• [What to do] Provide the number of lines containing the word "Maternal", and nothing else.

• [Task input]

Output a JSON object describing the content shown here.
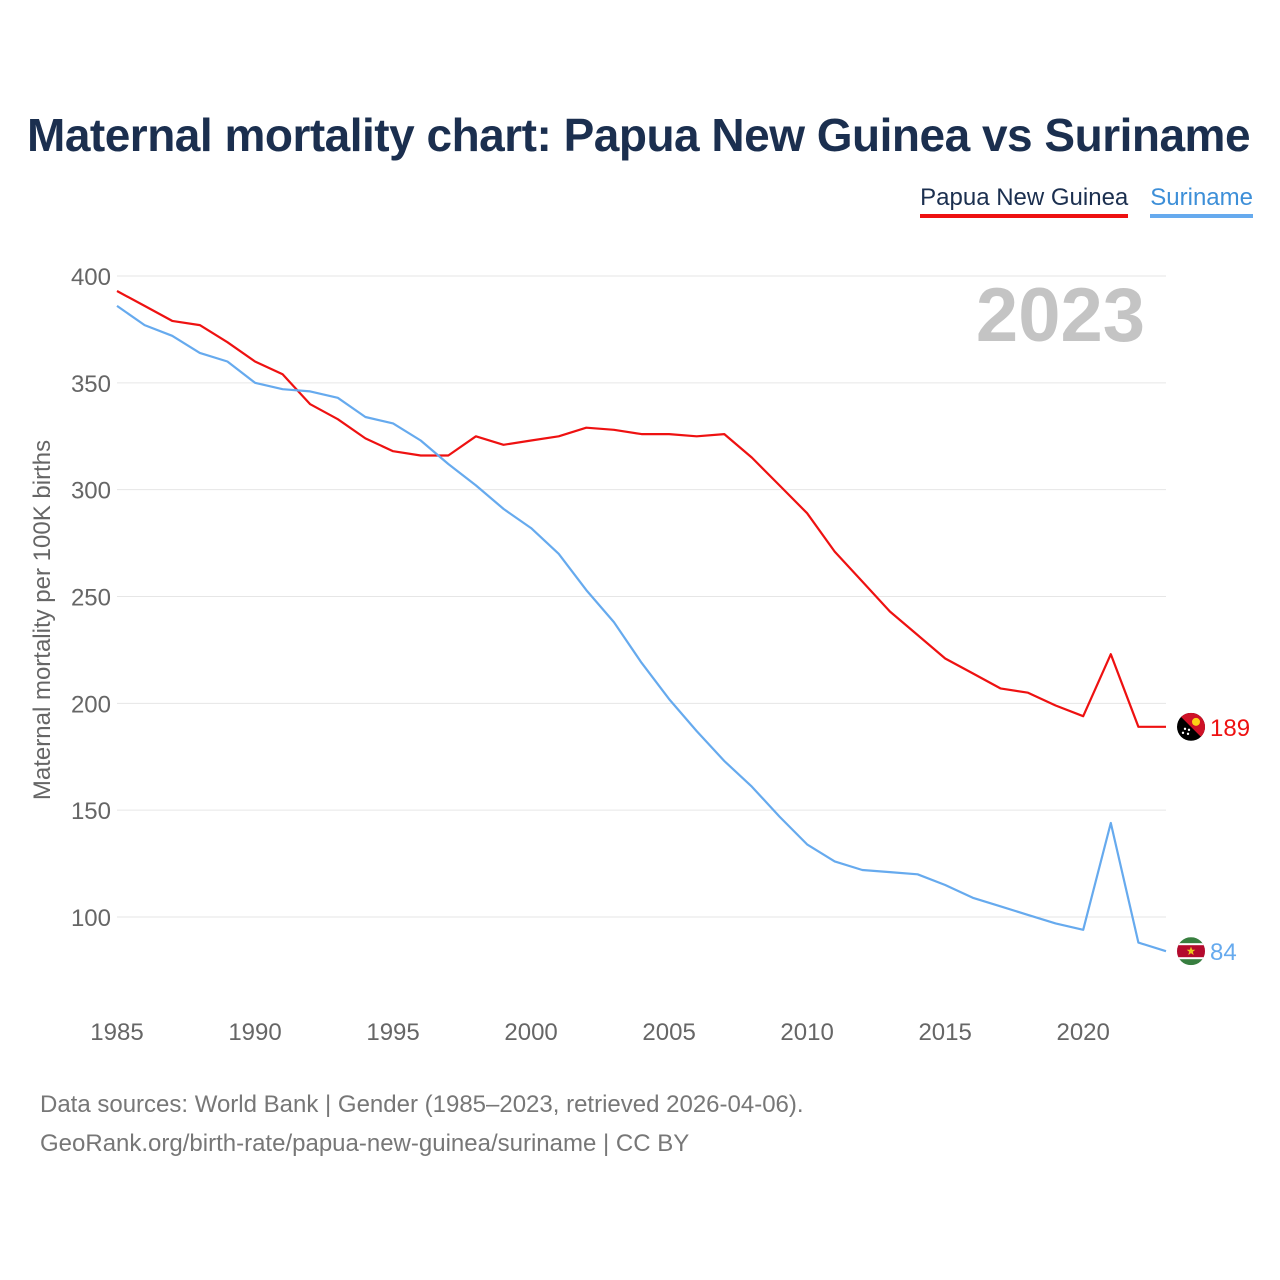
{
  "title": "Maternal mortality chart: Papua New Guinea vs Suriname",
  "legend": [
    {
      "label": "Papua New Guinea",
      "color": "#ee1111"
    },
    {
      "label": "Suriname",
      "color": "#66aaee"
    }
  ],
  "year_label": "2023",
  "footer": {
    "line1": "Data sources: World Bank | Gender (1985–2023, retrieved 2026-04-06).",
    "line2": "GeoRank.org/birth-rate/papua-new-guinea/suriname | CC BY"
  },
  "chart_data": {
    "type": "line",
    "title": "Maternal mortality chart: Papua New Guinea vs Suriname",
    "xlabel": "",
    "ylabel": "Maternal mortality per 100K births",
    "xlim": [
      1985,
      2023
    ],
    "ylim": [
      78,
      400
    ],
    "x_ticks": [
      1985,
      1990,
      1995,
      2000,
      2005,
      2010,
      2015,
      2020
    ],
    "y_ticks": [
      100,
      150,
      200,
      250,
      300,
      350,
      400
    ],
    "grid": true,
    "x": [
      1985,
      1986,
      1987,
      1988,
      1989,
      1990,
      1991,
      1992,
      1993,
      1994,
      1995,
      1996,
      1997,
      1998,
      1999,
      2000,
      2001,
      2002,
      2003,
      2004,
      2005,
      2006,
      2007,
      2008,
      2009,
      2010,
      2011,
      2012,
      2013,
      2014,
      2015,
      2016,
      2017,
      2018,
      2019,
      2020,
      2021,
      2022,
      2023
    ],
    "series": [
      {
        "name": "Papua New Guinea",
        "color": "#ee1111",
        "end_label": "189",
        "values": [
          393,
          386,
          379,
          377,
          369,
          360,
          354,
          340,
          333,
          324,
          318,
          316,
          316,
          325,
          321,
          323,
          325,
          329,
          328,
          326,
          326,
          325,
          326,
          315,
          302,
          289,
          271,
          257,
          243,
          232,
          221,
          214,
          207,
          205,
          199,
          194,
          223,
          189,
          189
        ]
      },
      {
        "name": "Suriname",
        "color": "#66aaee",
        "end_label": "84",
        "values": [
          386,
          377,
          372,
          364,
          360,
          350,
          347,
          346,
          343,
          334,
          331,
          323,
          312,
          302,
          291,
          282,
          270,
          253,
          238,
          219,
          202,
          187,
          173,
          161,
          147,
          134,
          126,
          122,
          121,
          120,
          115,
          109,
          105,
          101,
          97,
          94,
          144,
          88,
          84
        ]
      }
    ]
  }
}
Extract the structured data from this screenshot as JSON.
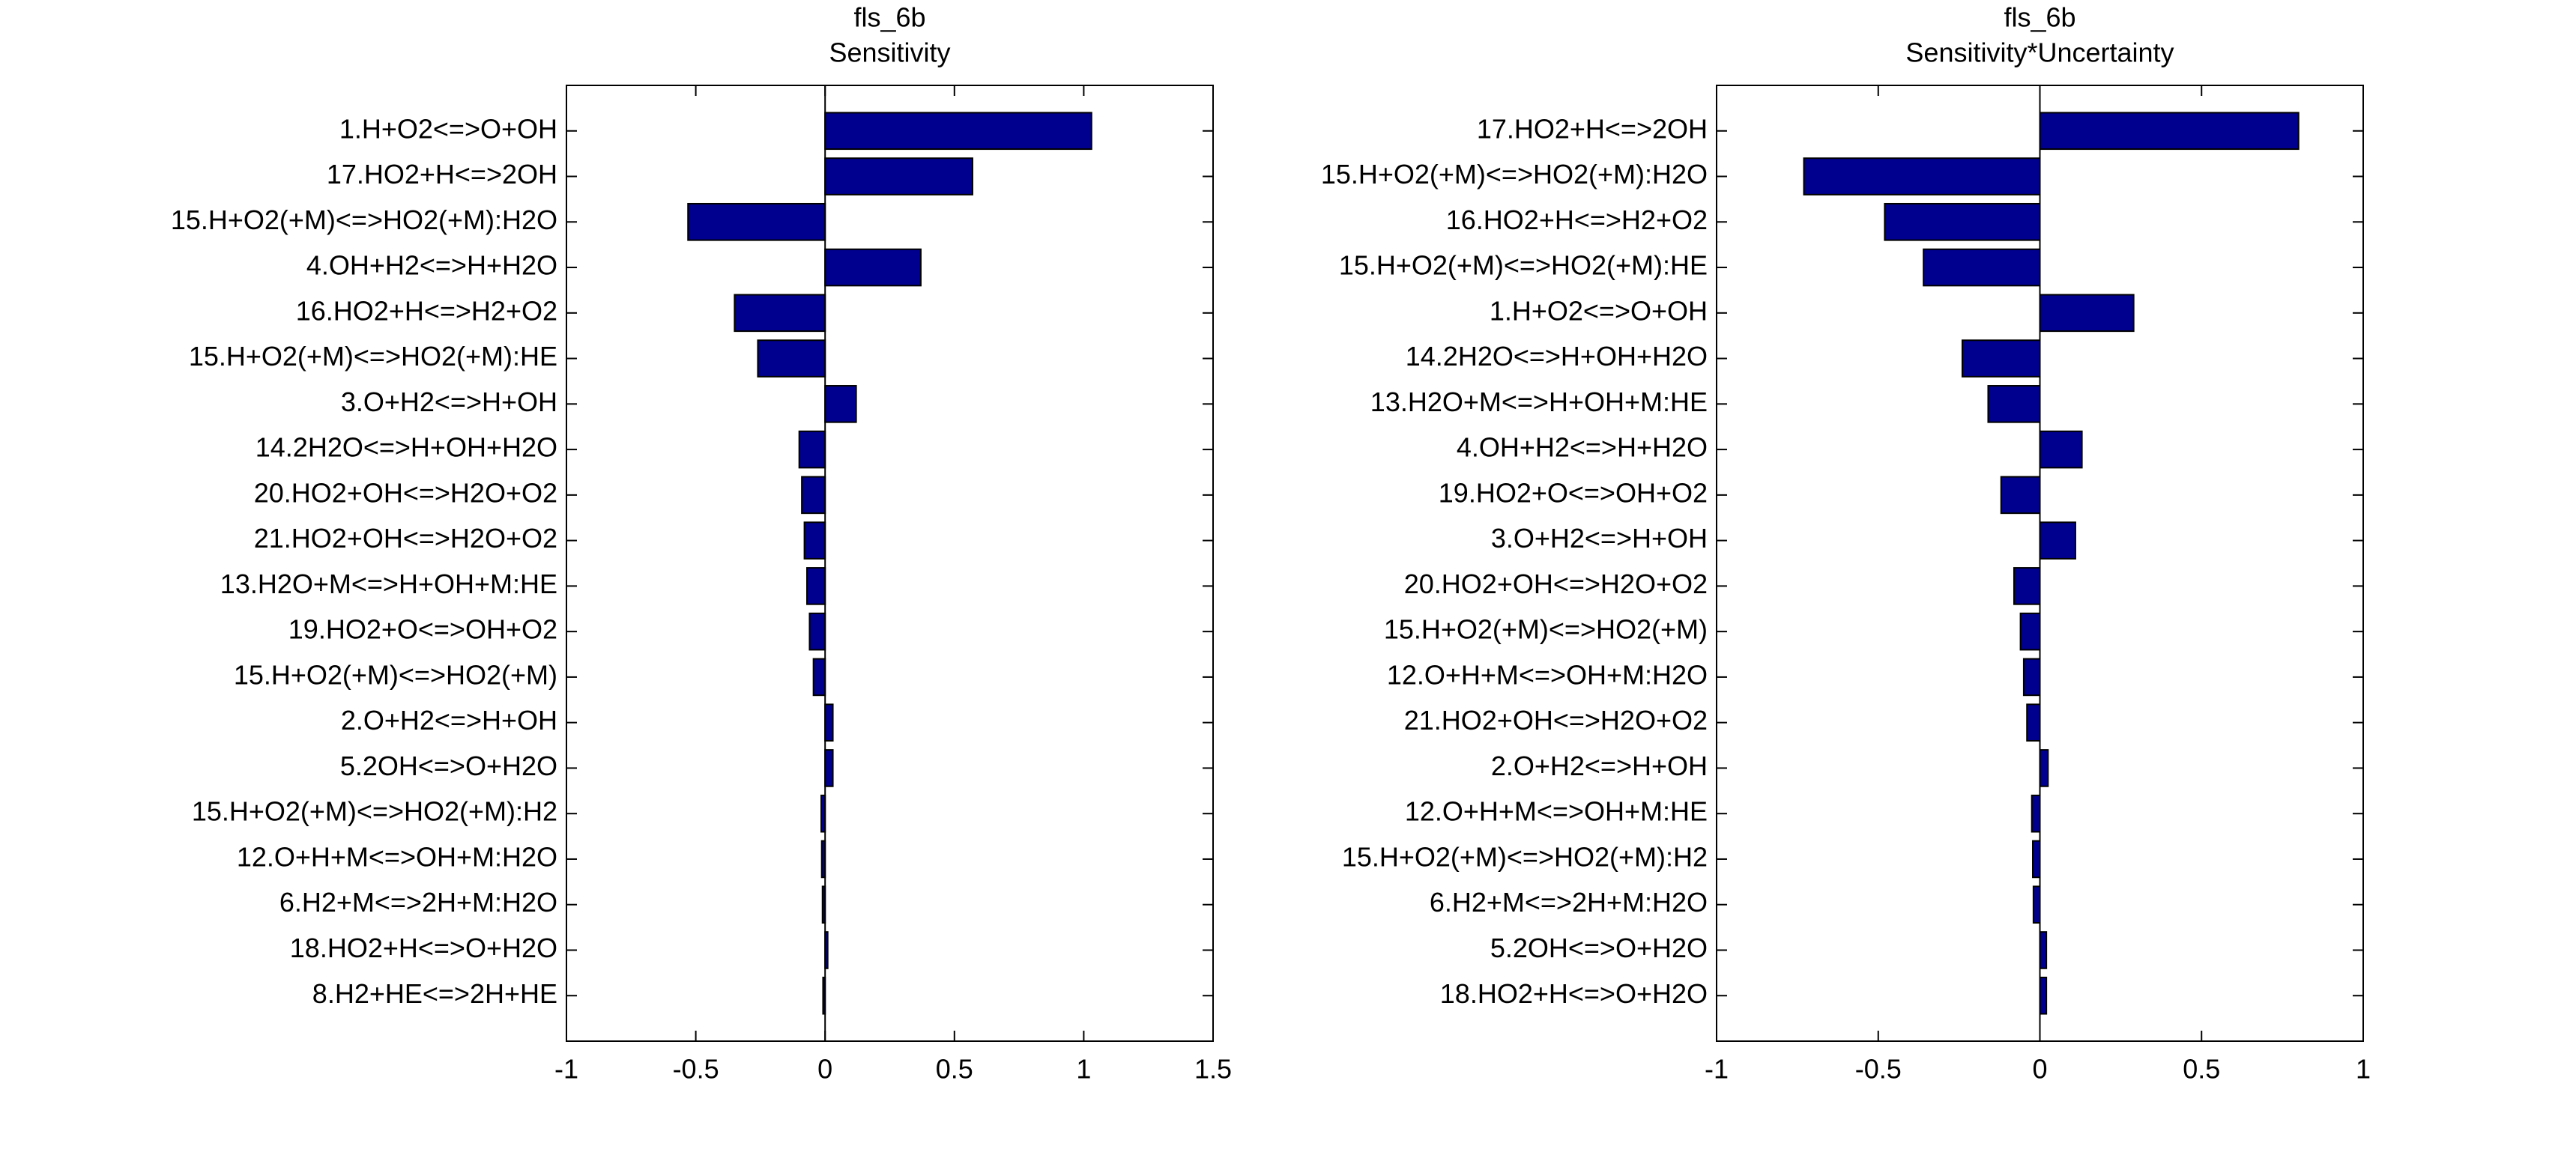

• [Full output] 3